TASK STATEMENT: Look through the records below, and copy out every line that holds the string "الملك".

--- START OF RECORDS FOR THIS TASK ---

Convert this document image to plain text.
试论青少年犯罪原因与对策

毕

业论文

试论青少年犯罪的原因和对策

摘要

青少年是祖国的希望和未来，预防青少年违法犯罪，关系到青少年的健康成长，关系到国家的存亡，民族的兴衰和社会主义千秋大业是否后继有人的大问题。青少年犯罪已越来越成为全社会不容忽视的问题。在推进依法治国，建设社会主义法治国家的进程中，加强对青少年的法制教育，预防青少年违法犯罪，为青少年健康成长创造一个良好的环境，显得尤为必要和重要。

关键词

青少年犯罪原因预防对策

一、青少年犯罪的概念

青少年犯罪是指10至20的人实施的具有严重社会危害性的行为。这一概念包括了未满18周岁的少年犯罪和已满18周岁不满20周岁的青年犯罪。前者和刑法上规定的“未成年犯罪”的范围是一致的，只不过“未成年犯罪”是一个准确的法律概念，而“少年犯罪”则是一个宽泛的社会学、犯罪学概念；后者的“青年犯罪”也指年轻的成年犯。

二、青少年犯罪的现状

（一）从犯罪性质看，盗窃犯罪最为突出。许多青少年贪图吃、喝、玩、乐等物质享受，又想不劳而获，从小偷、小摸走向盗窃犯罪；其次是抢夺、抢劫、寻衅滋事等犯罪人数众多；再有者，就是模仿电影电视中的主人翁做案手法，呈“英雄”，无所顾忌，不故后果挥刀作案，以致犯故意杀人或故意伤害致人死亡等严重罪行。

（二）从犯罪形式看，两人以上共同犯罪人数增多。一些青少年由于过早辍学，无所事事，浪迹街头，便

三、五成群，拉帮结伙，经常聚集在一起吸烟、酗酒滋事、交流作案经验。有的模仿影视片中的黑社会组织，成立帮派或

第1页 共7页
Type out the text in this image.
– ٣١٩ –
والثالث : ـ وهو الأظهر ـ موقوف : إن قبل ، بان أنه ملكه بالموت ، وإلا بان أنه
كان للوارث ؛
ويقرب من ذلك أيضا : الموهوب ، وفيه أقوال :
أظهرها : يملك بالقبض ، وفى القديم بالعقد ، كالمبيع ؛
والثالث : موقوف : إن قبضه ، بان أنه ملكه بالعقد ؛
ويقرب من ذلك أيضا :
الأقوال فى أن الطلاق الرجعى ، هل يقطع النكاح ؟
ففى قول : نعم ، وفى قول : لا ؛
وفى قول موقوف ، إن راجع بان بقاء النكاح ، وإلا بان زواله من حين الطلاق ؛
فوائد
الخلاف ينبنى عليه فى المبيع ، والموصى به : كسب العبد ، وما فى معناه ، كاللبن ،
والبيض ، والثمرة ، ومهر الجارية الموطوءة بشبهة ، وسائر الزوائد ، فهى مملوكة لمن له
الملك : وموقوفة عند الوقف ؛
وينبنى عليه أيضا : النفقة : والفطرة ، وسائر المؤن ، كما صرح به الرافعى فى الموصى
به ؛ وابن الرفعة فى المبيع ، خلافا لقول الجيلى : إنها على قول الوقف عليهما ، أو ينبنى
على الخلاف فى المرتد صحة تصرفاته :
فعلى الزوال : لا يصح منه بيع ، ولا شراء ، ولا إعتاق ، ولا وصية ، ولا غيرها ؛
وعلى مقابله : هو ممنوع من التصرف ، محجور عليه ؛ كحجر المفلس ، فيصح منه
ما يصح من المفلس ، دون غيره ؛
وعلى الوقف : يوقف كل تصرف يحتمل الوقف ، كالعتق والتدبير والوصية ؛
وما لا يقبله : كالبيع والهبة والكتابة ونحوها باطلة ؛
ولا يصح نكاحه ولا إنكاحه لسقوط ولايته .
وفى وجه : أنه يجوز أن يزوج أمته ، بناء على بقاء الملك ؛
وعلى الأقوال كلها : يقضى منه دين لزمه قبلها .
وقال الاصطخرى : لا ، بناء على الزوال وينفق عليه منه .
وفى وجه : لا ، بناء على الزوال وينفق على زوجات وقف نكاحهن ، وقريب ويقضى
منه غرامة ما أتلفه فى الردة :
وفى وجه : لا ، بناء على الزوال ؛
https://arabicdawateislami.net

--- END OF RECORDS FOR THIS TASK ---

SOLVED EXERCISE:
الملك : وموقوفة عند الوقف ؛
وفى وجه : أنه يجوز أن يزوج أمته ، بناء على بقاء الملك ؛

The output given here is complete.